## Figure data in JSON
....
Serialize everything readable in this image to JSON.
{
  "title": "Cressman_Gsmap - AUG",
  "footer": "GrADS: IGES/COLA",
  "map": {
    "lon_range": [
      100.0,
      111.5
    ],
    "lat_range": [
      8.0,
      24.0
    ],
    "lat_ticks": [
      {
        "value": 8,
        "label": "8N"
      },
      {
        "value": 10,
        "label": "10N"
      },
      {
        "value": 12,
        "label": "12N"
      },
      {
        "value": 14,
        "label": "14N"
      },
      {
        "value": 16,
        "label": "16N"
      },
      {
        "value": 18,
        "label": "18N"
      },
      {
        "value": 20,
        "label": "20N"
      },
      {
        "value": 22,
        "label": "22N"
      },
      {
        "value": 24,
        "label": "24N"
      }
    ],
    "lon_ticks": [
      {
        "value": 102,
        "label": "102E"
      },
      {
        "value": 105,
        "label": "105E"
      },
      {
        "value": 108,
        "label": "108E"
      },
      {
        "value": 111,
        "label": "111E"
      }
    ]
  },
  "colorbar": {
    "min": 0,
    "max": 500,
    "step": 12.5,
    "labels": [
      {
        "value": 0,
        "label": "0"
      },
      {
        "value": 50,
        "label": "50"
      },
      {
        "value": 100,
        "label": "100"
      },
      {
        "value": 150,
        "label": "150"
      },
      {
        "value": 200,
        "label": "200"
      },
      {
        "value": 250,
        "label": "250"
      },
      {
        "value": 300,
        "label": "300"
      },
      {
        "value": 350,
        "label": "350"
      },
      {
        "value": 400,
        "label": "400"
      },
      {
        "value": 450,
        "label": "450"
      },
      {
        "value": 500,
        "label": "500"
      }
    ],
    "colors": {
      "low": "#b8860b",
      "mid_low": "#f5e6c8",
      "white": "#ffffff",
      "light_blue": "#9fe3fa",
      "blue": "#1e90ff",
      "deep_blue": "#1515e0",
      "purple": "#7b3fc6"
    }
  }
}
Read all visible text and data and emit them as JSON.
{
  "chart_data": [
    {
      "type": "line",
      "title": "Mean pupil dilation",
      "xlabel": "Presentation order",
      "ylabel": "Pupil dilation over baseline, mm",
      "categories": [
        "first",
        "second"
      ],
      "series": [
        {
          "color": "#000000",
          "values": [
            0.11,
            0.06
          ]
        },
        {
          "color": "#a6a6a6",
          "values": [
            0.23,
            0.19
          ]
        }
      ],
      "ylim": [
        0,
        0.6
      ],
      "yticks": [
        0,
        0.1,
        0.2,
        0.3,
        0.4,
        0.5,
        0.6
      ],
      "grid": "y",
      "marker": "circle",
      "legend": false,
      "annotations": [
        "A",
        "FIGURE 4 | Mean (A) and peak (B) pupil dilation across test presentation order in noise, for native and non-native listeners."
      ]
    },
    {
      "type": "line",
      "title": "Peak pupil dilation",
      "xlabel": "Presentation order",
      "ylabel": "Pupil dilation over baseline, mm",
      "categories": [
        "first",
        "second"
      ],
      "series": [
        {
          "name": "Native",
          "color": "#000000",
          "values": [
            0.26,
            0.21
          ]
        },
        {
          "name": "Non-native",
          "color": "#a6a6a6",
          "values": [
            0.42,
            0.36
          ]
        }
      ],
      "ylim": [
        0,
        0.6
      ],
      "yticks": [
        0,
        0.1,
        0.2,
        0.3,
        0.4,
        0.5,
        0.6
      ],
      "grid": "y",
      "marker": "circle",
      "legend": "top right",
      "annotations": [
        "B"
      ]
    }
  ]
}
....
## WHAT IS EXPECTED
Every entry above should be retyped exactly as shown.

## FINAL ANSWER
Serialize everything readable in this image to JSON.
{
  "title": "Cressman_Gsmap - AUG",
  "footer": "GrADS: IGES/COLA",
  "map": {
    "lon_range": [
      100.0,
      111.5
    ],
    "lat_range": [
      8.0,
      24.0
    ],
    "lat_ticks": [
      {
        "value": 8,
        "label": "8N"
      },
      {
        "value": 10,
        "label": "10N"
      },
      {
        "value": 12,
        "label": "12N"
      },
      {
        "value": 14,
        "label": "14N"
      },
      {
        "value": 16,
        "label": "16N"
      },
      {
        "value": 18,
        "label": "18N"
      },
      {
        "value": 20,
        "label": "20N"
      },
      {
        "value": 22,
        "label": "22N"
      },
      {
        "value": 24,
        "label": "24N"
      }
    ],
    "lon_ticks": [
      {
        "value": 102,
        "label": "102E"
      },
      {
        "value": 105,
        "label": "105E"
      },
      {
        "value": 108,
        "label": "108E"
      },
      {
        "value": 111,
        "label": "111E"
      }
    ]
  },
  "colorbar": {
    "min": 0,
    "max": 500,
    "step": 12.5,
    "labels": [
      {
        "value": 0,
        "label": "0"
      },
      {
        "value": 50,
        "label": "50"
      },
      {
        "value": 100,
        "label": "100"
      },
      {
        "value": 150,
        "label": "150"
      },
      {
        "value": 200,
        "label": "200"
      },
      {
        "value": 250,
        "label": "250"
      },
      {
        "value": 300,
        "label": "300"
      },
      {
        "value": 350,
        "label": "350"
      },
      {
        "value": 400,
        "label": "400"
      },
      {
        "value": 450,
        "label": "450"
      },
      {
        "value": 500,
        "label": "500"
      }
    ],
    "colors": {
      "low": "#b8860b",
      "mid_low": "#f5e6c8",
      "white": "#ffffff",
      "light_blue": "#9fe3fa",
      "blue": "#1e90ff",
      "deep_blue": "#1515e0",
      "purple": "#7b3fc6"
    }
  }
}
Read all visible text and data and emit them as JSON.
{
  "chart_data": [
    {
      "type": "line",
      "title": "Mean pupil dilation",
      "xlabel": "Presentation order",
      "ylabel": "Pupil dilation over baseline, mm",
      "categories": [
        "first",
        "second"
      ],
      "series": [
        {
          "color": "#000000",
          "values": [
            0.11,
            0.06
          ]
        },
        {
          "color": "#a6a6a6",
          "values": [
            0.23,
            0.19
          ]
        }
      ],
      "ylim": [
        0,
        0.6
      ],
      "yticks": [
        0,
        0.1,
        0.2,
        0.3,
        0.4,
        0.5,
        0.6
      ],
      "grid": "y",
      "marker": "circle",
      "legend": false,
      "annotations": [
        "A",
        "FIGURE 4 | Mean (A) and peak (B) pupil dilation across test presentation order in noise, for native and non-native listeners."
      ]
    },
    {
      "type": "line",
      "title": "Peak pupil dilation",
      "xlabel": "Presentation order",
      "ylabel": "Pupil dilation over baseline, mm",
      "categories": [
        "first",
        "second"
      ],
      "series": [
        {
          "name": "Native",
          "color": "#000000",
          "values": [
            0.26,
            0.21
          ]
        },
        {
          "name": "Non-native",
          "color": "#a6a6a6",
          "values": [
            0.42,
            0.36
          ]
        }
      ],
      "ylim": [
        0,
        0.6
      ],
      "yticks": [
        0,
        0.1,
        0.2,
        0.3,
        0.4,
        0.5,
        0.6
      ],
      "grid": "y",
      "marker": "circle",
      "legend": "top right",
      "annotations": [
        "B"
      ]
    }
  ]
}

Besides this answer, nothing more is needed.